--- INSTRUCTIONS FOR THE TASK ---
Go through the records and give each one again exactly.

--- LISTED RECORDS ---
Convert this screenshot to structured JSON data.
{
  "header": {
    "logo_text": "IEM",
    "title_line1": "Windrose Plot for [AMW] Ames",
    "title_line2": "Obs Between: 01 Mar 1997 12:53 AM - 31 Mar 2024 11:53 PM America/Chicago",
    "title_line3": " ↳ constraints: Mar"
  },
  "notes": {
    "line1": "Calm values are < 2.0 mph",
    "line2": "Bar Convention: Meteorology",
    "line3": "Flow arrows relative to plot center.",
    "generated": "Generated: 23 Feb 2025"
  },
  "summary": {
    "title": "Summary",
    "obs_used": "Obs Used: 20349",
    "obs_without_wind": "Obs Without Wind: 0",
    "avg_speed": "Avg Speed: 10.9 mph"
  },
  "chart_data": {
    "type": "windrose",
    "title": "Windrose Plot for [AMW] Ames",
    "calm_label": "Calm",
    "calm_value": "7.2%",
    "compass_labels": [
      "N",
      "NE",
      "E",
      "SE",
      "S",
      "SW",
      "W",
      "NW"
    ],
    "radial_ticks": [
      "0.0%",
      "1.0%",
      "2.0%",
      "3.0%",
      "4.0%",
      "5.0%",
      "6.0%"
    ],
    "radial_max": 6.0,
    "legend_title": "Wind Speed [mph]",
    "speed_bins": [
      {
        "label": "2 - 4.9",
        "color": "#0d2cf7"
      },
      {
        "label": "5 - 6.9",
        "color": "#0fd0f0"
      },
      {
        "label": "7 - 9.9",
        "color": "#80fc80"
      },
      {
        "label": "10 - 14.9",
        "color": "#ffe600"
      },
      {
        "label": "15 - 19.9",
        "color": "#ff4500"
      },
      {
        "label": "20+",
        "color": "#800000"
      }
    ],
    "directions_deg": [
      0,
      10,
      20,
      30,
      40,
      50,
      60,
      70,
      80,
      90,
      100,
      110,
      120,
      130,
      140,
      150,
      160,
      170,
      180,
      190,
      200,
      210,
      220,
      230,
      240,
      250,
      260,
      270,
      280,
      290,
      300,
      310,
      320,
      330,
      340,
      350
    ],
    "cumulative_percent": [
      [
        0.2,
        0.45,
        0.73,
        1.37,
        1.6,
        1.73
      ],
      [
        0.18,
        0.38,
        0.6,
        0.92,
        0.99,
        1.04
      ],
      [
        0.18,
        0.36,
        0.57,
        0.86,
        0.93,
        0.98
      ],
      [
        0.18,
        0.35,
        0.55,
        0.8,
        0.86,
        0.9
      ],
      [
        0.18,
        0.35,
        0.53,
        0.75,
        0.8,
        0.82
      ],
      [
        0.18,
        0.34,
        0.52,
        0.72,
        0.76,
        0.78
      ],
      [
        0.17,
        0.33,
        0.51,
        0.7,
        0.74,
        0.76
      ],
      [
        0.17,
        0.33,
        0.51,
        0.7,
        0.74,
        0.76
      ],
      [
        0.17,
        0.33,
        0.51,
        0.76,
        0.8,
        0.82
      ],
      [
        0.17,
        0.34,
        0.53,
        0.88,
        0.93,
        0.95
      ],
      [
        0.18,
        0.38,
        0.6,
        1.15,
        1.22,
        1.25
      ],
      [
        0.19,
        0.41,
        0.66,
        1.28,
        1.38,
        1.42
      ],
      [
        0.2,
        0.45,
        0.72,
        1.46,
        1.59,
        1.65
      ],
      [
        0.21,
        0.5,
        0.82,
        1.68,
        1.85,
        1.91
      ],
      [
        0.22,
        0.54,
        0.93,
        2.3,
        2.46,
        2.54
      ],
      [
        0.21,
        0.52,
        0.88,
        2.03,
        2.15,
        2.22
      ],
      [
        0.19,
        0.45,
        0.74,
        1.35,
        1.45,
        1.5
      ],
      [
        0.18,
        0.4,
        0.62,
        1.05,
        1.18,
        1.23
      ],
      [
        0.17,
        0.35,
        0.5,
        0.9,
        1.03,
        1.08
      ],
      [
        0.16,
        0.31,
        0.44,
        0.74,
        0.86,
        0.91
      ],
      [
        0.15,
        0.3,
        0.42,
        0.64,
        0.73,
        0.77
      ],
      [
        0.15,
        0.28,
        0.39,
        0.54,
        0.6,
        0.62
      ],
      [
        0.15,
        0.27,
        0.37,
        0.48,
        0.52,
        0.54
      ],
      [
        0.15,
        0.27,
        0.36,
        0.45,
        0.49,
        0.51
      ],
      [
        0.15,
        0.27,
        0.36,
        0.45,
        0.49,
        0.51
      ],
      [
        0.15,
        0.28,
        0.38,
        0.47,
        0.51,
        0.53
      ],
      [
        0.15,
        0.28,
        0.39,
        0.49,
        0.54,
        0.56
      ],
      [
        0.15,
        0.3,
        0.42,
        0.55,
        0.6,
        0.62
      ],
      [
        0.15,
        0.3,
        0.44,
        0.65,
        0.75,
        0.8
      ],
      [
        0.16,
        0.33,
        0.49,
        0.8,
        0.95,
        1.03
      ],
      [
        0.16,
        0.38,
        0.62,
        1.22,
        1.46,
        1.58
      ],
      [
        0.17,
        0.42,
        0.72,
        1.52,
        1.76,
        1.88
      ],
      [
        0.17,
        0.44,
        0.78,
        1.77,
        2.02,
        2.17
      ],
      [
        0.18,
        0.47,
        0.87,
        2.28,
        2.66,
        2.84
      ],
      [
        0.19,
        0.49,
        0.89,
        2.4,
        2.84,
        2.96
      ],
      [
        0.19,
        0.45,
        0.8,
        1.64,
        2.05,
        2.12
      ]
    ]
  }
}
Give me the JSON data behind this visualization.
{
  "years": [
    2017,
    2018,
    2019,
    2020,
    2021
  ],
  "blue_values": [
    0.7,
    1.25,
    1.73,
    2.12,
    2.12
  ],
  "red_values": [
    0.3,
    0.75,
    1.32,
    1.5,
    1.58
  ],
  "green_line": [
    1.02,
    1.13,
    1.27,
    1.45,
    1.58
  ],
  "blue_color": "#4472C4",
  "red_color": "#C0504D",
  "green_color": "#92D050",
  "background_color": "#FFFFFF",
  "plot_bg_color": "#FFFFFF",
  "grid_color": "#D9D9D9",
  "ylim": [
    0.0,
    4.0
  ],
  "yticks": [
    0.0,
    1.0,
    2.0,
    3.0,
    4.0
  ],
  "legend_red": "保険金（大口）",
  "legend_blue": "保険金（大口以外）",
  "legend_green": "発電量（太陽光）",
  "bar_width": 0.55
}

--- TASK OUTPUT ---
Convert this screenshot to structured JSON data.
{
  "header": {
    "logo_text": "IEM",
    "title_line1": "Windrose Plot for [AMW] Ames",
    "title_line2": "Obs Between: 01 Mar 1997 12:53 AM - 31 Mar 2024 11:53 PM America/Chicago",
    "title_line3": " ↳ constraints: Mar"
  },
  "notes": {
    "line1": "Calm values are < 2.0 mph",
    "line2": "Bar Convention: Meteorology",
    "line3": "Flow arrows relative to plot center.",
    "generated": "Generated: 23 Feb 2025"
  },
  "summary": {
    "title": "Summary",
    "obs_used": "Obs Used: 20349",
    "obs_without_wind": "Obs Without Wind: 0",
    "avg_speed": "Avg Speed: 10.9 mph"
  },
  "chart_data": {
    "type": "windrose",
    "title": "Windrose Plot for [AMW] Ames",
    "calm_label": "Calm",
    "calm_value": "7.2%",
    "compass_labels": [
      "N",
      "NE",
      "E",
      "SE",
      "S",
      "SW",
      "W",
      "NW"
    ],
    "radial_ticks": [
      "0.0%",
      "1.0%",
      "2.0%",
      "3.0%",
      "4.0%",
      "5.0%",
      "6.0%"
    ],
    "radial_max": 6.0,
    "legend_title": "Wind Speed [mph]",
    "speed_bins": [
      {
        "label": "2 - 4.9",
        "color": "#0d2cf7"
      },
      {
        "label": "5 - 6.9",
        "color": "#0fd0f0"
      },
      {
        "label": "7 - 9.9",
        "color": "#80fc80"
      },
      {
        "label": "10 - 14.9",
        "color": "#ffe600"
      },
      {
        "label": "15 - 19.9",
        "color": "#ff4500"
      },
      {
        "label": "20+",
        "color": "#800000"
      }
    ],
    "directions_deg": [
      0,
      10,
      20,
      30,
      40,
      50,
      60,
      70,
      80,
      90,
      100,
      110,
      120,
      130,
      140,
      150,
      160,
      170,
      180,
      190,
      200,
      210,
      220,
      230,
      240,
      250,
      260,
      270,
      280,
      290,
      300,
      310,
      320,
      330,
      340,
      350
    ],
    "cumulative_percent": [
      [
        0.2,
        0.45,
        0.73,
        1.37,
        1.6,
        1.73
      ],
      [
        0.18,
        0.38,
        0.6,
        0.92,
        0.99,
        1.04
      ],
      [
        0.18,
        0.36,
        0.57,
        0.86,
        0.93,
        0.98
      ],
      [
        0.18,
        0.35,
        0.55,
        0.8,
        0.86,
        0.9
      ],
      [
        0.18,
        0.35,
        0.53,
        0.75,
        0.8,
        0.82
      ],
      [
        0.18,
        0.34,
        0.52,
        0.72,
        0.76,
        0.78
      ],
      [
        0.17,
        0.33,
        0.51,
        0.7,
        0.74,
        0.76
      ],
      [
        0.17,
        0.33,
        0.51,
        0.7,
        0.74,
        0.76
      ],
      [
        0.17,
        0.33,
        0.51,
        0.76,
        0.8,
        0.82
      ],
      [
        0.17,
        0.34,
        0.53,
        0.88,
        0.93,
        0.95
      ],
      [
        0.18,
        0.38,
        0.6,
        1.15,
        1.22,
        1.25
      ],
      [
        0.19,
        0.41,
        0.66,
        1.28,
        1.38,
        1.42
      ],
      [
        0.2,
        0.45,
        0.72,
        1.46,
        1.59,
        1.65
      ],
      [
        0.21,
        0.5,
        0.82,
        1.68,
        1.85,
        1.91
      ],
      [
        0.22,
        0.54,
        0.93,
        2.3,
        2.46,
        2.54
      ],
      [
        0.21,
        0.52,
        0.88,
        2.03,
        2.15,
        2.22
      ],
      [
        0.19,
        0.45,
        0.74,
        1.35,
        1.45,
        1.5
      ],
      [
        0.18,
        0.4,
        0.62,
        1.05,
        1.18,
        1.23
      ],
      [
        0.17,
        0.35,
        0.5,
        0.9,
        1.03,
        1.08
      ],
      [
        0.16,
        0.31,
        0.44,
        0.74,
        0.86,
        0.91
      ],
      [
        0.15,
        0.3,
        0.42,
        0.64,
        0.73,
        0.77
      ],
      [
        0.15,
        0.28,
        0.39,
        0.54,
        0.6,
        0.62
      ],
      [
        0.15,
        0.27,
        0.37,
        0.48,
        0.52,
        0.54
      ],
      [
        0.15,
        0.27,
        0.36,
        0.45,
        0.49,
        0.51
      ],
      [
        0.15,
        0.27,
        0.36,
        0.45,
        0.49,
        0.51
      ],
      [
        0.15,
        0.28,
        0.38,
        0.47,
        0.51,
        0.53
      ],
      [
        0.15,
        0.28,
        0.39,
        0.49,
        0.54,
        0.56
      ],
      [
        0.15,
        0.3,
        0.42,
        0.55,
        0.6,
        0.62
      ],
      [
        0.15,
        0.3,
        0.44,
        0.65,
        0.75,
        0.8
      ],
      [
        0.16,
        0.33,
        0.49,
        0.8,
        0.95,
        1.03
      ],
      [
        0.16,
        0.38,
        0.62,
        1.22,
        1.46,
        1.58
      ],
      [
        0.17,
        0.42,
        0.72,
        1.52,
        1.76,
        1.88
      ],
      [
        0.17,
        0.44,
        0.78,
        1.77,
        2.02,
        2.17
      ],
      [
        0.18,
        0.47,
        0.87,
        2.28,
        2.66,
        2.84
      ],
      [
        0.19,
        0.49,
        0.89,
        2.4,
        2.84,
        2.96
      ],
      [
        0.19,
        0.45,
        0.8,
        1.64,
        2.05,
        2.12
      ]
    ]
  }
}
Give me the JSON data behind this visualization.
{
  "years": [
    2017,
    2018,
    2019,
    2020,
    2021
  ],
  "blue_values": [
    0.7,
    1.25,
    1.73,
    2.12,
    2.12
  ],
  "red_values": [
    0.3,
    0.75,
    1.32,
    1.5,
    1.58
  ],
  "green_line": [
    1.02,
    1.13,
    1.27,
    1.45,
    1.58
  ],
  "blue_color": "#4472C4",
  "red_color": "#C0504D",
  "green_color": "#92D050",
  "background_color": "#FFFFFF",
  "plot_bg_color": "#FFFFFF",
  "grid_color": "#D9D9D9",
  "ylim": [
    0.0,
    4.0
  ],
  "yticks": [
    0.0,
    1.0,
    2.0,
    3.0,
    4.0
  ],
  "legend_red": "保険金（大口）",
  "legend_blue": "保険金（大口以外）",
  "legend_green": "発電量（太陽光）",
  "bar_width": 0.55
}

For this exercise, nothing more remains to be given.